++++ Input rows ++++
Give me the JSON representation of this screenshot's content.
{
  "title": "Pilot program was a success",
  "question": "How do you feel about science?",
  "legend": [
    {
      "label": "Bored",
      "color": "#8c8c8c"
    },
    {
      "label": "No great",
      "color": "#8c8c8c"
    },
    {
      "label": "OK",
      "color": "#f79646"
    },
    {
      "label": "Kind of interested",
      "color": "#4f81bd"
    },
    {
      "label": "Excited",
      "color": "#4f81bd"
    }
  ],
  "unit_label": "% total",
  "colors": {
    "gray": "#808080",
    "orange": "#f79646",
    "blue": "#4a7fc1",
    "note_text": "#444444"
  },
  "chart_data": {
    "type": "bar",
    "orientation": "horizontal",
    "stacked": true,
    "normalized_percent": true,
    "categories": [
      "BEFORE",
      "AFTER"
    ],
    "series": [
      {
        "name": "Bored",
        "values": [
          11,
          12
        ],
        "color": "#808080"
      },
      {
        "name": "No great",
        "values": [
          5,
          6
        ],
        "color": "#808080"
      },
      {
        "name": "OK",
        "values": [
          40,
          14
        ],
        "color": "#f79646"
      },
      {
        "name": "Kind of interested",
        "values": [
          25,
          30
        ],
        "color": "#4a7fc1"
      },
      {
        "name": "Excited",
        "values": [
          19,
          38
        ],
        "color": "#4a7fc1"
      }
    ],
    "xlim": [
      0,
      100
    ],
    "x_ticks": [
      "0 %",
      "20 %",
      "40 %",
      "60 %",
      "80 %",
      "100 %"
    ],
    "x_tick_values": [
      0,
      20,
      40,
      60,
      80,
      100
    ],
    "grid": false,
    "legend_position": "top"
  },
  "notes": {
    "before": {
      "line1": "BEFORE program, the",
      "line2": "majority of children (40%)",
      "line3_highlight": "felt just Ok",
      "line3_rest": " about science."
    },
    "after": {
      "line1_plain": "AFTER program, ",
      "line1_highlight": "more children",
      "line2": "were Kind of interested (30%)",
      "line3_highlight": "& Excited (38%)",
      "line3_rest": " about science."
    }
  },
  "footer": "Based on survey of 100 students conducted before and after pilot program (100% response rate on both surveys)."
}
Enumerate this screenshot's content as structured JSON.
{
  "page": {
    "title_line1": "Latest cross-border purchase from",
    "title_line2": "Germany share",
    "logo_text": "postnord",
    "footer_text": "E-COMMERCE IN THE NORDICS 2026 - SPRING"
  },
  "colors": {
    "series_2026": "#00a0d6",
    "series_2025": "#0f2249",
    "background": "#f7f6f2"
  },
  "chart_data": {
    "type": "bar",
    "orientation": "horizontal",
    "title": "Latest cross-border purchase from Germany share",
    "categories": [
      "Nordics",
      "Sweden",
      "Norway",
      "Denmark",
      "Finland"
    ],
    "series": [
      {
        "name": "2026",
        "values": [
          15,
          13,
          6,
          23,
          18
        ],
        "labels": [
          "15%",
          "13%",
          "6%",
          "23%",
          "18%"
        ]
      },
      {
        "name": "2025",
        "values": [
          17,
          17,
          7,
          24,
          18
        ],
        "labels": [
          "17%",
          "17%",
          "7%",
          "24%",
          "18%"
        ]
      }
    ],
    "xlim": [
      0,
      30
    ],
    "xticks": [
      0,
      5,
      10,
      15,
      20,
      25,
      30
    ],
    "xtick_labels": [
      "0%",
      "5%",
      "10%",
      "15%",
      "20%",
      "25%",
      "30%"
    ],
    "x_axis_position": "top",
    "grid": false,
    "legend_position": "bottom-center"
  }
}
++++
- **What to produce**: Write out the full listing exactly as given.

- **Reply**:
Give me the JSON representation of this screenshot's content.
{
  "title": "Pilot program was a success",
  "question": "How do you feel about science?",
  "legend": [
    {
      "label": "Bored",
      "color": "#8c8c8c"
    },
    {
      "label": "No great",
      "color": "#8c8c8c"
    },
    {
      "label": "OK",
      "color": "#f79646"
    },
    {
      "label": "Kind of interested",
      "color": "#4f81bd"
    },
    {
      "label": "Excited",
      "color": "#4f81bd"
    }
  ],
  "unit_label": "% total",
  "colors": {
    "gray": "#808080",
    "orange": "#f79646",
    "blue": "#4a7fc1",
    "note_text": "#444444"
  },
  "chart_data": {
    "type": "bar",
    "orientation": "horizontal",
    "stacked": true,
    "normalized_percent": true,
    "categories": [
      "BEFORE",
      "AFTER"
    ],
    "series": [
      {
        "name": "Bored",
        "values": [
          11,
          12
        ],
        "color": "#808080"
      },
      {
        "name": "No great",
        "values": [
          5,
          6
        ],
        "color": "#808080"
      },
      {
        "name": "OK",
        "values": [
          40,
          14
        ],
        "color": "#f79646"
      },
      {
        "name": "Kind of interested",
        "values": [
          25,
          30
        ],
        "color": "#4a7fc1"
      },
      {
        "name": "Excited",
        "values": [
          19,
          38
        ],
        "color": "#4a7fc1"
      }
    ],
    "xlim": [
      0,
      100
    ],
    "x_ticks": [
      "0 %",
      "20 %",
      "40 %",
      "60 %",
      "80 %",
      "100 %"
    ],
    "x_tick_values": [
      0,
      20,
      40,
      60,
      80,
      100
    ],
    "grid": false,
    "legend_position": "top"
  },
  "notes": {
    "before": {
      "line1": "BEFORE program, the",
      "line2": "majority of children (40%)",
      "line3_highlight": "felt just Ok",
      "line3_rest": " about science."
    },
    "after": {
      "line1_plain": "AFTER program, ",
      "line1_highlight": "more children",
      "line2": "were Kind of interested (30%)",
      "line3_highlight": "& Excited (38%)",
      "line3_rest": " about science."
    }
  },
  "footer": "Based on survey of 100 students conducted before and after pilot program (100% response rate on both surveys)."
}
Enumerate this screenshot's content as structured JSON.
{
  "page": {
    "title_line1": "Latest cross-border purchase from",
    "title_line2": "Germany share",
    "logo_text": "postnord",
    "footer_text": "E-COMMERCE IN THE NORDICS 2026 - SPRING"
  },
  "colors": {
    "series_2026": "#00a0d6",
    "series_2025": "#0f2249",
    "background": "#f7f6f2"
  },
  "chart_data": {
    "type": "bar",
    "orientation": "horizontal",
    "title": "Latest cross-border purchase from Germany share",
    "categories": [
      "Nordics",
      "Sweden",
      "Norway",
      "Denmark",
      "Finland"
    ],
    "series": [
      {
        "name": "2026",
        "values": [
          15,
          13,
          6,
          23,
          18
        ],
        "labels": [
          "15%",
          "13%",
          "6%",
          "23%",
          "18%"
        ]
      },
      {
        "name": "2025",
        "values": [
          17,
          17,
          7,
          24,
          18
        ],
        "labels": [
          "17%",
          "17%",
          "7%",
          "24%",
          "18%"
        ]
      }
    ],
    "xlim": [
      0,
      30
    ],
    "xticks": [
      0,
      5,
      10,
      15,
      20,
      25,
      30
    ],
    "xtick_labels": [
      "0%",
      "5%",
      "10%",
      "15%",
      "20%",
      "25%",
      "30%"
    ],
    "x_axis_position": "top",
    "grid": false,
    "legend_position": "bottom-center"
  }
}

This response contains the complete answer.